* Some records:
= = = = =

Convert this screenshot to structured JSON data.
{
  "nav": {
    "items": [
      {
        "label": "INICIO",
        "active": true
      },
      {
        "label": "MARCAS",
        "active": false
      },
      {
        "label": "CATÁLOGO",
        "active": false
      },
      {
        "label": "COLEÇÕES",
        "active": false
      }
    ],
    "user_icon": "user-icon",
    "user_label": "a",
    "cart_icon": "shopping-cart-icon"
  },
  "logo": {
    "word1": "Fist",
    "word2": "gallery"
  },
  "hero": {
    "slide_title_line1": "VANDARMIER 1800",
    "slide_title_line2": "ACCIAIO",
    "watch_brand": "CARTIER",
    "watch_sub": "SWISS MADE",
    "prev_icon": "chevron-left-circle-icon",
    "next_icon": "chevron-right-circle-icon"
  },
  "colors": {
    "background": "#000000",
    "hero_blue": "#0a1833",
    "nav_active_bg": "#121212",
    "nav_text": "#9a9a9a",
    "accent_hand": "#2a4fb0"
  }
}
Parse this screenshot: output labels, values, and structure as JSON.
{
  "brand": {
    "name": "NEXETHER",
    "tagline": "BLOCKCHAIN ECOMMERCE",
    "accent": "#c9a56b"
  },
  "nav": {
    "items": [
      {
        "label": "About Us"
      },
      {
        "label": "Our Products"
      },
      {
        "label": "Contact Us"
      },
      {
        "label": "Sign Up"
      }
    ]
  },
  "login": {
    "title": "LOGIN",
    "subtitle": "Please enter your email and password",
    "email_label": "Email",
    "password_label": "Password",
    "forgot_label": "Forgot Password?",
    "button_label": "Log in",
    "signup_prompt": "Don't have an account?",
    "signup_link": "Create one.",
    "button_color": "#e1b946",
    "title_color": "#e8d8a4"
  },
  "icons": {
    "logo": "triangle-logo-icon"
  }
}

= = = = =

* Problem statement:
Count how many lines hold the string "screenshot" and give that number alone.

* Exercise solution:
2